[課題 1] 「ひきこもり」についての提供テキストでは、鍋田恭孝氏によると「ひきこもり」はどのモデルに近いとされていますか。
[課題 2] 「ひきこもり」についての提供テキストを二文で要約してください。

[提供テキスト]
中垣内氏のエントリから少しだけ離れることになるが、統合失調質パーソナリティ障害と「ひきこもり」の関連性について記す。鍋田恭孝氏によると「ひきこもり」は「葛藤モデルよりも欠損モデルに近い」。シゾイド(統合失調質)パーソナリティー障害と「ひきこもり」の相違点は、シゾイドはより自己愛的であり、自分の世界形成に自足し、しばしば誇大妄想性を持つのに比較し、「ひきこもり」にはそのようなものが欠如している。*1
ここで一つ考えられるのは、「欠損」というものをモデルとして持つ「ひきこもり」がもともと欠損的であったのか、それとも、ひきこもり生活が長引き、誰ともコミュニケーションが無い状態の中で生きてしまったために欠損が起こっているのかという点である。卵が先か鶏が先かという問いかけになる可能性があるが、ここではひとまずひきこもり状態の結果として欠損が生まれると理解しておく。なぜならば、コミュニケーションが無ければ欲望は生まれないからである。
社会構成主義的な立場(関係性もしくは言説行為の中に自己がある)からすると、社会的関係性を結ばない「ひきこもり」には自己は存在しない。社会的な関係性が理念的な「ひきこもり」には欠如しているため、関係性の中に自己が現れるならば、「ひきこもり」において、自己は欠損する。このようなことが理論的に導き出される。

[提示資料]
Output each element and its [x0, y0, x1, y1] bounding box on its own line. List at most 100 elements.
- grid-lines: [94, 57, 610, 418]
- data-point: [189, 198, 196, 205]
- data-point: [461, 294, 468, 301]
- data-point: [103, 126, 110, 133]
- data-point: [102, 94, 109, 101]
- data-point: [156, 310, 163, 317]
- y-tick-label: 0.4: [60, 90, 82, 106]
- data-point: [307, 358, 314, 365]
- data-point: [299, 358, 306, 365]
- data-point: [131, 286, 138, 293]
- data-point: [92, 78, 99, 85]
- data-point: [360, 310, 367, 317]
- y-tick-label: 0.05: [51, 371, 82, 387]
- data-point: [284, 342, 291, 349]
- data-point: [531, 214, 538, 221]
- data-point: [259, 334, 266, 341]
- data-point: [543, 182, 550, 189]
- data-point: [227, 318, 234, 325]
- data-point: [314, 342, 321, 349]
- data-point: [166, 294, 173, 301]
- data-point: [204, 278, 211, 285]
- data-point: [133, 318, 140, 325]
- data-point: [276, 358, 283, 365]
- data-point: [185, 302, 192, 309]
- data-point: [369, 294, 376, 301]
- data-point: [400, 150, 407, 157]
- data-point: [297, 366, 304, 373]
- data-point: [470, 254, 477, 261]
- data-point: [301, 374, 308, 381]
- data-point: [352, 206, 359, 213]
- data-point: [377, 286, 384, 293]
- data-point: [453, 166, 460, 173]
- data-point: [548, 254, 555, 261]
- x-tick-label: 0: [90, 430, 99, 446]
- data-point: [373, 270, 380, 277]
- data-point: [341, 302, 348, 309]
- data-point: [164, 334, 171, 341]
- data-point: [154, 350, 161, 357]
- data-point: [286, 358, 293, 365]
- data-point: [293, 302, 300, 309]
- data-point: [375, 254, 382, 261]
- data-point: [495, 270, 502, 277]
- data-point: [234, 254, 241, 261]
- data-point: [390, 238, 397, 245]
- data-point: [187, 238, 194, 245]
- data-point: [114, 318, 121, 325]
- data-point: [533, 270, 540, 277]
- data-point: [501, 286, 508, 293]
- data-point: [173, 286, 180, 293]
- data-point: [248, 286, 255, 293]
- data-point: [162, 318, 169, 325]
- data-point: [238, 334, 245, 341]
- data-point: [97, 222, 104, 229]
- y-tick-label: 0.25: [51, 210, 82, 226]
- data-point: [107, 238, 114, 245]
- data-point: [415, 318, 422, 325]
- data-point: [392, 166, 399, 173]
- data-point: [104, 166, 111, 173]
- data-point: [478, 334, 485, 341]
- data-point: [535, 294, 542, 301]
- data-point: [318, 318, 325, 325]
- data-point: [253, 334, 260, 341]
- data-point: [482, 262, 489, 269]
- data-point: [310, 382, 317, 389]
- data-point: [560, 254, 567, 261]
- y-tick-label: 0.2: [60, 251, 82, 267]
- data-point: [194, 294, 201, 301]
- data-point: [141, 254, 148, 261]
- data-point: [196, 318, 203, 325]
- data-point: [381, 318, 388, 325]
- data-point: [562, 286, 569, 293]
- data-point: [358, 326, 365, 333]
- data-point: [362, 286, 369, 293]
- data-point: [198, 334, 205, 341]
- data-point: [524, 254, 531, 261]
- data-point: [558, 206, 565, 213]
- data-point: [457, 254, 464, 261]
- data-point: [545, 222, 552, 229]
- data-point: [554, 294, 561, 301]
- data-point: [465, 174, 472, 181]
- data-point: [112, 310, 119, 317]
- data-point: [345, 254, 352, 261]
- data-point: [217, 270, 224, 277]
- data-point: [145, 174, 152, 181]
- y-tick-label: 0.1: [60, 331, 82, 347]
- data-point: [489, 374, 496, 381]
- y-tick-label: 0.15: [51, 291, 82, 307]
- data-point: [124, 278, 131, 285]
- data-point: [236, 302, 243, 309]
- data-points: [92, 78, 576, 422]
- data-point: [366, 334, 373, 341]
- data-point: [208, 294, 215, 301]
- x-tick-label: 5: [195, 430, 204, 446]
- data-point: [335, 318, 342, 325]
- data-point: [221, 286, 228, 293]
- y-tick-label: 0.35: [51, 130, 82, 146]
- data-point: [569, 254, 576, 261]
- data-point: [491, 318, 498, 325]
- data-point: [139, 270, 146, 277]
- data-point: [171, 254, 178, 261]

[解答欄 1] 葛藤モデルよりも欠損モデルに近いとされています。

[解答欄 2] 鍋田恭孝氏によれば、「ひきこもり」は欠損モデルに近く、自己愛的で誇大妄想性を持つことの多いシゾイドと違って、そうしたものが欠如している。この欠損は、コミュニケーションがなければ欲望が生まれないことから、ひきこもり状態の結果とひとまず理解され、社会構成主義の立場からは、関係性を結ばない「ひきこもり」では自己が欠損すると理論的に導かれる。